TASK DESCRIPTION: Filter the records below and copy every line containing the word "text".

DATA SHOWN:
++++++++
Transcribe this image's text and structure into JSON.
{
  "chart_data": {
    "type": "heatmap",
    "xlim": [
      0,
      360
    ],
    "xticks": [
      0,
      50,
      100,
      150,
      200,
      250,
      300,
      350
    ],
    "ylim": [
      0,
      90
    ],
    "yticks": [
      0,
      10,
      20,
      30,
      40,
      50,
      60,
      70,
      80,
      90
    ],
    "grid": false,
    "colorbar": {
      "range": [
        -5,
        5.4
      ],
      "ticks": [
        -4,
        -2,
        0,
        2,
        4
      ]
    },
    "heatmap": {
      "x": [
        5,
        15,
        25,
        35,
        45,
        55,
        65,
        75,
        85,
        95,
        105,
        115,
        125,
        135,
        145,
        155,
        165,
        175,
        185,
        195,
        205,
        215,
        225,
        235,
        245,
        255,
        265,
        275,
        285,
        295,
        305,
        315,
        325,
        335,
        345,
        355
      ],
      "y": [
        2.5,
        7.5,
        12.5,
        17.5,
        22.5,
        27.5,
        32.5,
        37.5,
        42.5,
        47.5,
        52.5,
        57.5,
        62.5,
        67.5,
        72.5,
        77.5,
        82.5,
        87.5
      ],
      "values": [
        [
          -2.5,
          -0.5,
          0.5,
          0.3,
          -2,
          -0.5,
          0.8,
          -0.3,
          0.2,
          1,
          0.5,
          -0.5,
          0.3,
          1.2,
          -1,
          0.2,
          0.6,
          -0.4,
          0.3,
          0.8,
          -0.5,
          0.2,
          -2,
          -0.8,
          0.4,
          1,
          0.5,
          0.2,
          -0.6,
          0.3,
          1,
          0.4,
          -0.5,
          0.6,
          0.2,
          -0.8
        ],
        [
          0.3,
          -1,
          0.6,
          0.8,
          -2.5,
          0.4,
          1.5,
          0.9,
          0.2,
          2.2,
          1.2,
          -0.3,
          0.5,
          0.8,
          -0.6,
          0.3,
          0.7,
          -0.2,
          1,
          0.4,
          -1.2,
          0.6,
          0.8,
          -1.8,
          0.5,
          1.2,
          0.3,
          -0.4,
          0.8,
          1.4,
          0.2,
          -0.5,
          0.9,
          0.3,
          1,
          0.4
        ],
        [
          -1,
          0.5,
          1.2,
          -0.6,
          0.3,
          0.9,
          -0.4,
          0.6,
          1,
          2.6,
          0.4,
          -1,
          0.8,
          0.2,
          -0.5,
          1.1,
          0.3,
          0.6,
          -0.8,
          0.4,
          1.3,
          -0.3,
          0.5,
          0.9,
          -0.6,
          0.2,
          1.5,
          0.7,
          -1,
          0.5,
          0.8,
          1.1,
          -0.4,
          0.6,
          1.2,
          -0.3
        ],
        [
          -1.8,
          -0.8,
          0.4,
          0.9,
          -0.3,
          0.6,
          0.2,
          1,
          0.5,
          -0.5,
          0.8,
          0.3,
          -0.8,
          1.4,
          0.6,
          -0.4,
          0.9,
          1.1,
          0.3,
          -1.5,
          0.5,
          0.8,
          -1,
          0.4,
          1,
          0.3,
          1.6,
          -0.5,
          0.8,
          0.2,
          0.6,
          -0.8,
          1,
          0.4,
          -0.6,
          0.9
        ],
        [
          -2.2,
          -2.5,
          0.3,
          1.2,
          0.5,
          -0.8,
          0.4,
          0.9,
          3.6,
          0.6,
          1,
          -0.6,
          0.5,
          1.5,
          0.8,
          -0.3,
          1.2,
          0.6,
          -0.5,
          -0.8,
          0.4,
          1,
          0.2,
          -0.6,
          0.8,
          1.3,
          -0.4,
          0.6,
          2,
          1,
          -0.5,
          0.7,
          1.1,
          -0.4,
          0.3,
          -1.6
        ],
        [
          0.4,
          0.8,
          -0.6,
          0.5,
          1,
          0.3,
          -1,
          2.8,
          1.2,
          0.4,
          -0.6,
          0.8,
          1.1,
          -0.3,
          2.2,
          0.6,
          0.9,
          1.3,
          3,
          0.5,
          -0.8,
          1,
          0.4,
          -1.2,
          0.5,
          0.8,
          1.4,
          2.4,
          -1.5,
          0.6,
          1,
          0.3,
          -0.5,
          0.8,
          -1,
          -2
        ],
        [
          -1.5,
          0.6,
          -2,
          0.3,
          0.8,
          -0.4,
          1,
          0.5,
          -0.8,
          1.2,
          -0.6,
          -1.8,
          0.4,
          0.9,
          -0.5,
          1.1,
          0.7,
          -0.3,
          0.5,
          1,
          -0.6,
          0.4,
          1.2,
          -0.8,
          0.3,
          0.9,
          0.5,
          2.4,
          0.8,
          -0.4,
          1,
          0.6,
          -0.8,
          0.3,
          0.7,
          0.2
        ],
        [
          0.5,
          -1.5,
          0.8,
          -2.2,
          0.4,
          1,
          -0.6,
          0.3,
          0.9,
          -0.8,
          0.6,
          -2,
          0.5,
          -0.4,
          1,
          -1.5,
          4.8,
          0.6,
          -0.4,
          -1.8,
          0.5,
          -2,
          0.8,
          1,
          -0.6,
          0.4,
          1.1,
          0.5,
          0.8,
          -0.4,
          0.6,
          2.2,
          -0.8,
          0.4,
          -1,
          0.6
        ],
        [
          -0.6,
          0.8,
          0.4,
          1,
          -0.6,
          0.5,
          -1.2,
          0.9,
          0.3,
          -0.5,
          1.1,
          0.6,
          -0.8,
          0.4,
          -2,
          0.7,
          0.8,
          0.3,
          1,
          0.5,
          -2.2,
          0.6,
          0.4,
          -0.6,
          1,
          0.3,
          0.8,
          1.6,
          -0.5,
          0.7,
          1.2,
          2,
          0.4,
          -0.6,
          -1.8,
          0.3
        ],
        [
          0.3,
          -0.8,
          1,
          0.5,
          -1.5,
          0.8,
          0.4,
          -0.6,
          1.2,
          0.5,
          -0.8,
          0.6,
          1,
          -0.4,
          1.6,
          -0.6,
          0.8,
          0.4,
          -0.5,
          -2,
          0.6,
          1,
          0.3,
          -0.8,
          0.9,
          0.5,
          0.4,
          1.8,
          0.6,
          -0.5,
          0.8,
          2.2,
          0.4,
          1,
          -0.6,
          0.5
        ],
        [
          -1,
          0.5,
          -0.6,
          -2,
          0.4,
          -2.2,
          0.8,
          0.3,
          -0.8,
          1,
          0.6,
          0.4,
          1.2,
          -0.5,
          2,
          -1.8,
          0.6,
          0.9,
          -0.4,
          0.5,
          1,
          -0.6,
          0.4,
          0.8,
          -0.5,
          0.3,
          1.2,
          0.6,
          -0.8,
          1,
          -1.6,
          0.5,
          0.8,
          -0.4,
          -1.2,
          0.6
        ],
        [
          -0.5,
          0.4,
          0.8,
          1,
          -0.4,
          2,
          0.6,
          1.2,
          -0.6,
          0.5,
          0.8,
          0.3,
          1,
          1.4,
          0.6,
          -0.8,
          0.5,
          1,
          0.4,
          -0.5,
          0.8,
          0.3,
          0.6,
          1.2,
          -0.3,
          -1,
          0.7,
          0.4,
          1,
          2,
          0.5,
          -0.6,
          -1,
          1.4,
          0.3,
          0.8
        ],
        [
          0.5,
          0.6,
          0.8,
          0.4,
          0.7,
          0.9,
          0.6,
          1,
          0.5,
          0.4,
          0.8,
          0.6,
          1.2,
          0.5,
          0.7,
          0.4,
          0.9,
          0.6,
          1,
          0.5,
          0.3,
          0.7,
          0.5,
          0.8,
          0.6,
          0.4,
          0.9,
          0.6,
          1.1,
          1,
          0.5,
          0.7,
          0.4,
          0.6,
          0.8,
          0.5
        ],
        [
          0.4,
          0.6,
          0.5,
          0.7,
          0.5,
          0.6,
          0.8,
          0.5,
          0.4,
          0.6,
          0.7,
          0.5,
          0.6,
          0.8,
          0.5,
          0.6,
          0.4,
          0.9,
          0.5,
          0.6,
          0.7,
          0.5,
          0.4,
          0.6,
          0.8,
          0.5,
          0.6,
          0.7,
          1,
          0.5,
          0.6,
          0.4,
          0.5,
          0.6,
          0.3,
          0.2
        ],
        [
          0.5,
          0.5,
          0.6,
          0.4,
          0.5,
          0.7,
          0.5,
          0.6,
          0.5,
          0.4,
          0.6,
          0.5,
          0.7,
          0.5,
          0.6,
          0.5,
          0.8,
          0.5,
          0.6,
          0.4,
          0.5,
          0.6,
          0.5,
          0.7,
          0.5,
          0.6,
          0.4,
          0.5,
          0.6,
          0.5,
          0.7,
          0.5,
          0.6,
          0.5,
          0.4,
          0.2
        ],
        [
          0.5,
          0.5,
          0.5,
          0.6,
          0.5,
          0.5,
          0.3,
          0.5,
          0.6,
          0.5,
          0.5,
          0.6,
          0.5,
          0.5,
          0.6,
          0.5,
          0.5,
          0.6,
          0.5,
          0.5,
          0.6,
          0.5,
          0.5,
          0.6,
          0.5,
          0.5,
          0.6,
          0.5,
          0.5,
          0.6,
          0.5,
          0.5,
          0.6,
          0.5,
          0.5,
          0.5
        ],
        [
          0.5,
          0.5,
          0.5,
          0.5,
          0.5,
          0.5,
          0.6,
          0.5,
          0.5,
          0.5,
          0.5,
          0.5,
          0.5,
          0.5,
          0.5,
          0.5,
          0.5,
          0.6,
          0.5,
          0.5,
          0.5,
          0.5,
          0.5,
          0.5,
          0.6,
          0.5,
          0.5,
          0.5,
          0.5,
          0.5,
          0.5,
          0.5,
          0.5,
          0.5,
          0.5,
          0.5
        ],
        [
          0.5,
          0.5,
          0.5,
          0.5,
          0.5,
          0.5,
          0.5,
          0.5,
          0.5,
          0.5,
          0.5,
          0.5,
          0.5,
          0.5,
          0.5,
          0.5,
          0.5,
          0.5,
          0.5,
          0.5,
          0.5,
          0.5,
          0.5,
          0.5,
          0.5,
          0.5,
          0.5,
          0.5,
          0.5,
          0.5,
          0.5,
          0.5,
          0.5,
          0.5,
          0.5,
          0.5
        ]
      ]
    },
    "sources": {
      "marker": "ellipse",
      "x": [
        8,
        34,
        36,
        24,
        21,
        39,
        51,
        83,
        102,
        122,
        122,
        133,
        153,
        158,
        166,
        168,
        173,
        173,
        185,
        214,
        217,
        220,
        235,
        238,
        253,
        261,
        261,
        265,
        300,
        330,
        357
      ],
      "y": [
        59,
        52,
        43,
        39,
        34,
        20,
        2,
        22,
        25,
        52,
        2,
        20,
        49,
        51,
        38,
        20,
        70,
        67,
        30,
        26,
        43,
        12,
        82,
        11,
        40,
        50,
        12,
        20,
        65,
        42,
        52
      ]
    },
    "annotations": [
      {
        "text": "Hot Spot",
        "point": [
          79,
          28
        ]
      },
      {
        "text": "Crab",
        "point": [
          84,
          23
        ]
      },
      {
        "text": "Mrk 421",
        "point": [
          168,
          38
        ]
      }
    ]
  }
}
++++++++
EXERCISE RESPONSE:
Transcribe this image's text and structure into JSON.
        "text": "Hot Spot",
        "text": "Crab",
        "text": "Mrk 421",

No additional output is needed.